### WORK TO BE COMPLETED
From the line that contains "What data populates" through the closing line of the entries, write out each line exactly; pictures stay out.

§

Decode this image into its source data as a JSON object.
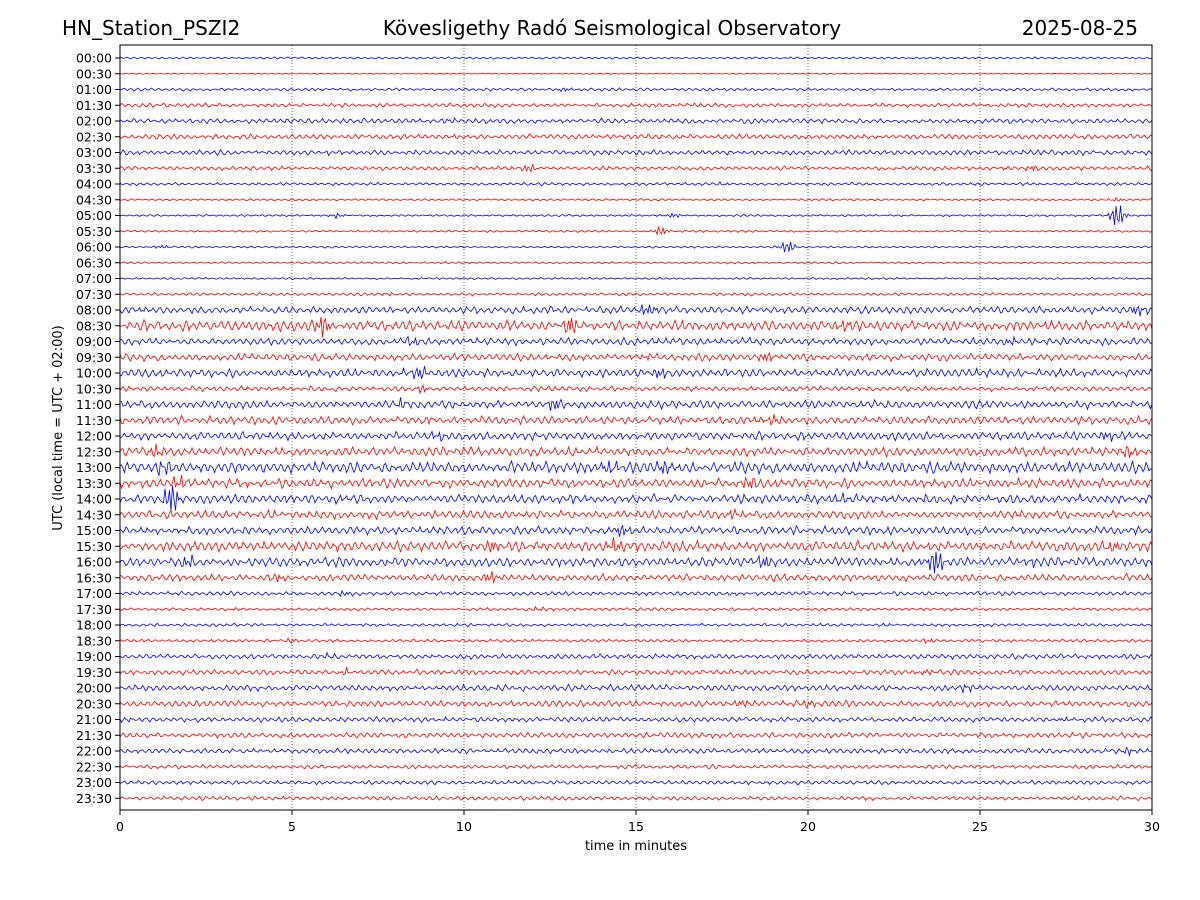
{
  "header": {
    "station": "HN_Station_PSZI2",
    "observatory": "Kövesligethy Radó Seismological Observatory",
    "date": "2025-08-25"
  },
  "chart_data": {
    "type": "line",
    "title": "Kövesligethy Radó Seismological Observatory",
    "xlabel": "time in minutes",
    "ylabel": "UTC (local time = UTC + 02:00)",
    "xlim": [
      0,
      30
    ],
    "x_ticks": [
      "0",
      "5",
      "10",
      "15",
      "20",
      "25",
      "30"
    ],
    "grid": "vertical dotted at each x tick",
    "trace_colors": [
      "#0000ff",
      "#ff0000"
    ],
    "rows": [
      {
        "label": "00:00",
        "activity": 0.1,
        "events": []
      },
      {
        "label": "00:30",
        "activity": 0.05,
        "events": []
      },
      {
        "label": "01:00",
        "activity": 0.15,
        "events": [
          {
            "t": 12.9,
            "amp": 0.15
          }
        ]
      },
      {
        "label": "01:30",
        "activity": 0.2,
        "events": []
      },
      {
        "label": "02:00",
        "activity": 0.25,
        "events": [
          {
            "t": 9.5,
            "amp": 0.15
          }
        ]
      },
      {
        "label": "02:30",
        "activity": 0.25,
        "events": [
          {
            "t": 9.7,
            "amp": 0.15
          }
        ]
      },
      {
        "label": "03:00",
        "activity": 0.25,
        "events": [
          {
            "t": 6.0,
            "amp": 0.12
          }
        ]
      },
      {
        "label": "03:30",
        "activity": 0.2,
        "events": [
          {
            "t": 11.9,
            "amp": 0.35
          },
          {
            "t": 26.5,
            "amp": 0.25
          }
        ]
      },
      {
        "label": "04:00",
        "activity": 0.15,
        "events": [
          {
            "t": 17.5,
            "amp": 0.1
          }
        ]
      },
      {
        "label": "04:30",
        "activity": 0.1,
        "events": [
          {
            "t": 29.0,
            "amp": 0.15
          }
        ]
      },
      {
        "label": "05:00",
        "activity": 0.1,
        "events": [
          {
            "t": 6.3,
            "amp": 0.2
          },
          {
            "t": 16.1,
            "amp": 0.2
          },
          {
            "t": 29.0,
            "amp": 1.1
          }
        ]
      },
      {
        "label": "05:30",
        "activity": 0.1,
        "events": [
          {
            "t": 15.7,
            "amp": 0.4
          }
        ]
      },
      {
        "label": "06:00",
        "activity": 0.1,
        "events": [
          {
            "t": 1.2,
            "amp": 0.15
          },
          {
            "t": 19.4,
            "amp": 0.6
          }
        ]
      },
      {
        "label": "06:30",
        "activity": 0.1,
        "events": []
      },
      {
        "label": "07:00",
        "activity": 0.1,
        "events": []
      },
      {
        "label": "07:30",
        "activity": 0.15,
        "events": [
          {
            "t": 7.8,
            "amp": 0.12
          }
        ]
      },
      {
        "label": "08:00",
        "activity": 0.35,
        "events": [
          {
            "t": 15.3,
            "amp": 0.55
          },
          {
            "t": 29.6,
            "amp": 0.35
          }
        ]
      },
      {
        "label": "08:30",
        "activity": 0.5,
        "events": [
          {
            "t": 5.9,
            "amp": 1.0
          },
          {
            "t": 13.1,
            "amp": 0.7
          },
          {
            "t": 21.0,
            "amp": 0.4
          }
        ]
      },
      {
        "label": "09:00",
        "activity": 0.35,
        "events": [
          {
            "t": 8.5,
            "amp": 0.3
          },
          {
            "t": 25.9,
            "amp": 0.3
          }
        ]
      },
      {
        "label": "09:30",
        "activity": 0.35,
        "events": [
          {
            "t": 15.3,
            "amp": 0.3
          },
          {
            "t": 18.8,
            "amp": 0.35
          }
        ]
      },
      {
        "label": "10:00",
        "activity": 0.4,
        "events": [
          {
            "t": 8.7,
            "amp": 0.45
          },
          {
            "t": 15.7,
            "amp": 0.5
          }
        ]
      },
      {
        "label": "10:30",
        "activity": 0.25,
        "events": [
          {
            "t": 8.8,
            "amp": 0.35
          }
        ]
      },
      {
        "label": "11:00",
        "activity": 0.4,
        "events": [
          {
            "t": 8.2,
            "amp": 0.45
          },
          {
            "t": 12.6,
            "amp": 0.55
          }
        ]
      },
      {
        "label": "11:30",
        "activity": 0.4,
        "events": [
          {
            "t": 9.0,
            "amp": 0.3
          },
          {
            "t": 19.0,
            "amp": 0.4
          }
        ]
      },
      {
        "label": "12:00",
        "activity": 0.4,
        "events": [
          {
            "t": 9.2,
            "amp": 0.3
          },
          {
            "t": 28.7,
            "amp": 0.4
          }
        ]
      },
      {
        "label": "12:30",
        "activity": 0.45,
        "events": [
          {
            "t": 1.1,
            "amp": 0.55
          },
          {
            "t": 29.3,
            "amp": 0.6
          }
        ]
      },
      {
        "label": "13:00",
        "activity": 0.55,
        "events": [
          {
            "t": 1.3,
            "amp": 0.6
          },
          {
            "t": 14.2,
            "amp": 0.6
          },
          {
            "t": 15.8,
            "amp": 0.55
          }
        ]
      },
      {
        "label": "13:30",
        "activity": 0.45,
        "events": [
          {
            "t": 1.7,
            "amp": 0.6
          },
          {
            "t": 18.3,
            "amp": 0.4
          }
        ]
      },
      {
        "label": "14:00",
        "activity": 0.45,
        "events": [
          {
            "t": 1.5,
            "amp": 1.3
          },
          {
            "t": 21.0,
            "amp": 0.4
          }
        ]
      },
      {
        "label": "14:30",
        "activity": 0.4,
        "events": [
          {
            "t": 17.8,
            "amp": 0.4
          }
        ]
      },
      {
        "label": "15:00",
        "activity": 0.4,
        "events": [
          {
            "t": 14.6,
            "amp": 0.55
          }
        ]
      },
      {
        "label": "15:30",
        "activity": 0.5,
        "events": [
          {
            "t": 10.8,
            "amp": 0.55
          },
          {
            "t": 14.4,
            "amp": 0.6
          },
          {
            "t": 28.9,
            "amp": 0.4
          }
        ]
      },
      {
        "label": "16:00",
        "activity": 0.45,
        "events": [
          {
            "t": 2.0,
            "amp": 0.4
          },
          {
            "t": 18.7,
            "amp": 0.5
          },
          {
            "t": 23.7,
            "amp": 1.2
          },
          {
            "t": 26.5,
            "amp": 0.3
          }
        ]
      },
      {
        "label": "16:30",
        "activity": 0.35,
        "events": [
          {
            "t": 4.6,
            "amp": 0.35
          },
          {
            "t": 10.8,
            "amp": 0.55
          }
        ]
      },
      {
        "label": "17:00",
        "activity": 0.2,
        "events": [
          {
            "t": 6.5,
            "amp": 0.2
          }
        ]
      },
      {
        "label": "17:30",
        "activity": 0.15,
        "events": [
          {
            "t": 3.4,
            "amp": 0.12
          },
          {
            "t": 12.2,
            "amp": 0.15
          }
        ]
      },
      {
        "label": "18:00",
        "activity": 0.15,
        "events": []
      },
      {
        "label": "18:30",
        "activity": 0.15,
        "events": [
          {
            "t": 5.0,
            "amp": 0.2
          },
          {
            "t": 23.5,
            "amp": 0.2
          }
        ]
      },
      {
        "label": "19:00",
        "activity": 0.25,
        "events": [
          {
            "t": 6.0,
            "amp": 0.15
          }
        ]
      },
      {
        "label": "19:30",
        "activity": 0.25,
        "events": [
          {
            "t": 6.5,
            "amp": 0.2
          },
          {
            "t": 23.5,
            "amp": 0.2
          }
        ]
      },
      {
        "label": "20:00",
        "activity": 0.3,
        "events": [
          {
            "t": 24.6,
            "amp": 0.3
          }
        ]
      },
      {
        "label": "20:30",
        "activity": 0.3,
        "events": [
          {
            "t": 18.0,
            "amp": 0.25
          },
          {
            "t": 20.0,
            "amp": 0.25
          }
        ]
      },
      {
        "label": "21:00",
        "activity": 0.25,
        "events": [
          {
            "t": 27.5,
            "amp": 0.2
          }
        ]
      },
      {
        "label": "21:30",
        "activity": 0.25,
        "events": []
      },
      {
        "label": "22:00",
        "activity": 0.25,
        "events": [
          {
            "t": 29.3,
            "amp": 0.25
          }
        ]
      },
      {
        "label": "22:30",
        "activity": 0.2,
        "events": []
      },
      {
        "label": "23:00",
        "activity": 0.2,
        "events": []
      },
      {
        "label": "23:30",
        "activity": 0.2,
        "events": []
      }
    ]
  }
}
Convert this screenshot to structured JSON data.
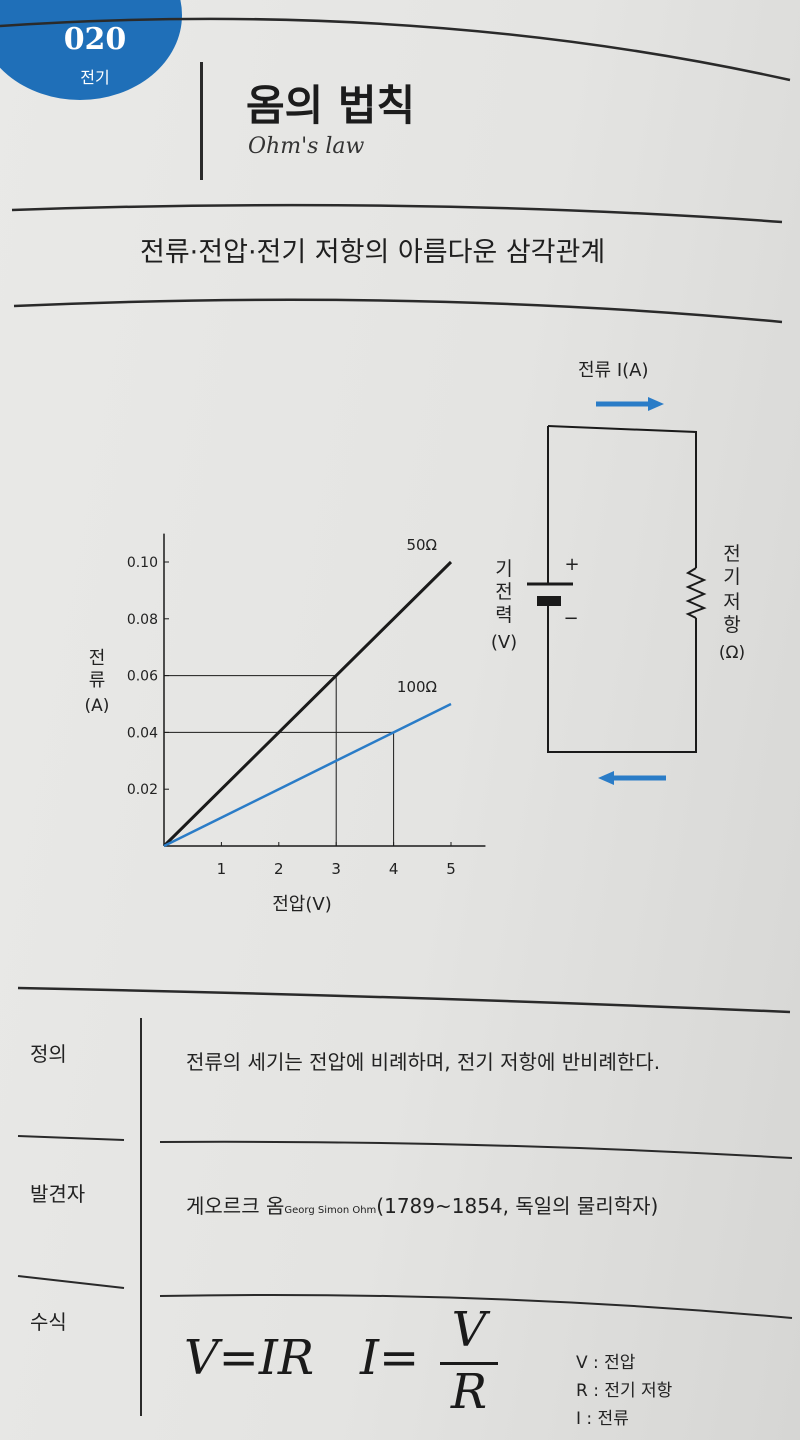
{
  "badge": {
    "number": "020",
    "category": "전기"
  },
  "title": {
    "korean": "옴의 법칙",
    "english": "Ohm's law"
  },
  "subtitle": "전류·전압·전기 저항의 아름다운 삼각관계",
  "chart_data": {
    "type": "line",
    "x": [
      0,
      1,
      2,
      3,
      4,
      5
    ],
    "series": [
      {
        "name": "50Ω",
        "values": [
          0,
          0.02,
          0.04,
          0.06,
          0.08,
          0.1
        ],
        "color": "#1a1a1a"
      },
      {
        "name": "100Ω",
        "values": [
          0,
          0.01,
          0.02,
          0.03,
          0.04,
          0.05
        ],
        "color": "#2a7cc7"
      }
    ],
    "xticks": [
      "1",
      "2",
      "3",
      "4",
      "5"
    ],
    "yticks": [
      "0.02",
      "0.04",
      "0.06",
      "0.08",
      "0.10"
    ],
    "xlabel": "전압(V)",
    "ylabel_chars": [
      "전",
      "류"
    ],
    "ylabel_unit": "(A)",
    "xlim": [
      0,
      5.6
    ],
    "ylim": [
      0,
      0.11
    ],
    "guides": [
      {
        "x": 3,
        "y": 0.06
      },
      {
        "x": 4,
        "y": 0.04
      }
    ]
  },
  "circuit": {
    "current_label": "전류 I(A)",
    "emf_chars": [
      "기",
      "전",
      "력"
    ],
    "emf_unit": "(V)",
    "plus": "+",
    "minus": "−",
    "resistance_chars": [
      "전",
      "기",
      "저",
      "항"
    ],
    "resistance_unit": "(Ω)"
  },
  "rows": {
    "definition": {
      "label": "정의",
      "text": "전류의 세기는 전압에 비례하며, 전기 저항에 반비례한다."
    },
    "discoverer": {
      "label": "발견자",
      "name_kr": "게오르크 옴",
      "name_en": "Georg Simon Ohm",
      "detail": "(1789~1854, 독일의 물리학자)"
    },
    "formula": {
      "label": "수식"
    }
  },
  "formulas": {
    "f1": "V=IR",
    "f2_left": "I=",
    "f2_num": "V",
    "f2_den": "R"
  },
  "legend": [
    "V : 전압",
    "R : 전기 저항",
    "I : 전류"
  ],
  "colors": {
    "accent": "#1f6fb8",
    "line_blue": "#2a7cc7",
    "line_black": "#1a1a1a"
  }
}
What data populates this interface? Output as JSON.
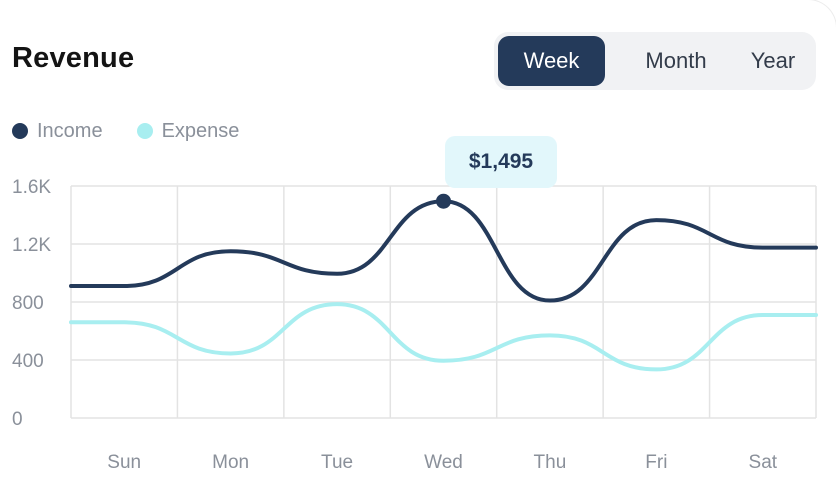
{
  "card": {
    "title": "Revenue"
  },
  "range_selector": {
    "options": [
      "Week",
      "Month",
      "Year"
    ],
    "selected": "Week"
  },
  "tooltip": {
    "text": "$1,495"
  },
  "colors": {
    "income": "#243a5a",
    "expense": "#a8eef0",
    "grid": "#e3e3e3"
  },
  "chart_data": {
    "type": "line",
    "title": "Revenue",
    "categories": [
      "Sun",
      "Mon",
      "Tue",
      "Wed",
      "Thu",
      "Fri",
      "Sat"
    ],
    "y_ticks": [
      "0",
      "400",
      "800",
      "1.2K",
      "1.6K"
    ],
    "ylim": [
      0,
      1600
    ],
    "grid": true,
    "legend": "top-left",
    "series": [
      {
        "name": "Income",
        "values": [
          910,
          1150,
          995,
          1495,
          810,
          1365,
          1175
        ]
      },
      {
        "name": "Expense",
        "values": [
          660,
          445,
          785,
          395,
          570,
          335,
          710
        ]
      }
    ],
    "highlight": {
      "series": "Income",
      "category": "Wed",
      "value": 1495
    }
  }
}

§

### SOLUTION BELOW
What data populates this interface? Output as JSON.
{
  "card": {
    "title": "Revenue"
  },
  "range_selector": {
    "options": [
      "Week",
      "Month",
      "Year"
    ],
    "selected": "Week"
  },
  "tooltip": {
    "text": "$1,495"
  },
  "colors": {
    "income": "#243a5a",
    "expense": "#a8eef0",
    "grid": "#e3e3e3"
  },
  "chart_data": {
    "type": "line",
    "title": "Revenue",
    "categories": [
      "Sun",
      "Mon",
      "Tue",
      "Wed",
      "Thu",
      "Fri",
      "Sat"
    ],
    "y_ticks": [
      "0",
      "400",
      "800",
      "1.2K",
      "1.6K"
    ],
    "ylim": [
      0,
      1600
    ],
    "grid": true,
    "legend": "top-left",
    "series": [
      {
        "name": "Income",
        "values": [
          910,
          1150,
          995,
          1495,
          810,
          1365,
          1175
        ]
      },
      {
        "name": "Expense",
        "values": [
          660,
          445,
          785,
          395,
          570,
          335,
          710
        ]
      }
    ],
    "highlight": {
      "series": "Income",
      "category": "Wed",
      "value": 1495
    }
  }
}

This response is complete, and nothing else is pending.